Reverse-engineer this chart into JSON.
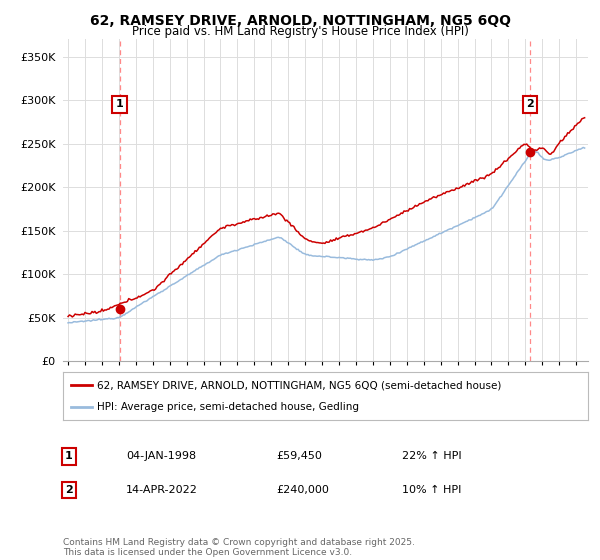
{
  "title1": "62, RAMSEY DRIVE, ARNOLD, NOTTINGHAM, NG5 6QQ",
  "title2": "Price paid vs. HM Land Registry's House Price Index (HPI)",
  "legend_line1": "62, RAMSEY DRIVE, ARNOLD, NOTTINGHAM, NG5 6QQ (semi-detached house)",
  "legend_line2": "HPI: Average price, semi-detached house, Gedling",
  "sale1_label": "1",
  "sale1_date": "04-JAN-1998",
  "sale1_price": "£59,450",
  "sale1_hpi": "22% ↑ HPI",
  "sale2_label": "2",
  "sale2_date": "14-APR-2022",
  "sale2_price": "£240,000",
  "sale2_hpi": "10% ↑ HPI",
  "copyright": "Contains HM Land Registry data © Crown copyright and database right 2025.\nThis data is licensed under the Open Government Licence v3.0.",
  "red_color": "#cc0000",
  "blue_color": "#99bbdd",
  "vline_color": "#ff8888",
  "background": "#ffffff",
  "grid_color": "#dddddd",
  "ylim": [
    0,
    370000
  ],
  "yticks": [
    0,
    50000,
    100000,
    150000,
    200000,
    250000,
    300000,
    350000
  ],
  "ytick_labels": [
    "£0",
    "£50K",
    "£100K",
    "£150K",
    "£200K",
    "£250K",
    "£300K",
    "£350K"
  ],
  "sale1_year": 1998.04,
  "sale1_value": 59450,
  "sale2_year": 2022.29,
  "sale2_value": 240000,
  "xlim_left": 1994.7,
  "xlim_right": 2025.7
}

• Exercise prompt: Print every entry above again without changing a word, and omit the pictures.

• Written answer:
Reverse-engineer this chart into JSON.
{
  "title1": "62, RAMSEY DRIVE, ARNOLD, NOTTINGHAM, NG5 6QQ",
  "title2": "Price paid vs. HM Land Registry's House Price Index (HPI)",
  "legend_line1": "62, RAMSEY DRIVE, ARNOLD, NOTTINGHAM, NG5 6QQ (semi-detached house)",
  "legend_line2": "HPI: Average price, semi-detached house, Gedling",
  "sale1_label": "1",
  "sale1_date": "04-JAN-1998",
  "sale1_price": "£59,450",
  "sale1_hpi": "22% ↑ HPI",
  "sale2_label": "2",
  "sale2_date": "14-APR-2022",
  "sale2_price": "£240,000",
  "sale2_hpi": "10% ↑ HPI",
  "copyright": "Contains HM Land Registry data © Crown copyright and database right 2025.\nThis data is licensed under the Open Government Licence v3.0.",
  "red_color": "#cc0000",
  "blue_color": "#99bbdd",
  "vline_color": "#ff8888",
  "background": "#ffffff",
  "grid_color": "#dddddd",
  "ylim": [
    0,
    370000
  ],
  "yticks": [
    0,
    50000,
    100000,
    150000,
    200000,
    250000,
    300000,
    350000
  ],
  "ytick_labels": [
    "£0",
    "£50K",
    "£100K",
    "£150K",
    "£200K",
    "£250K",
    "£300K",
    "£350K"
  ],
  "sale1_year": 1998.04,
  "sale1_value": 59450,
  "sale2_year": 2022.29,
  "sale2_value": 240000,
  "xlim_left": 1994.7,
  "xlim_right": 2025.7
}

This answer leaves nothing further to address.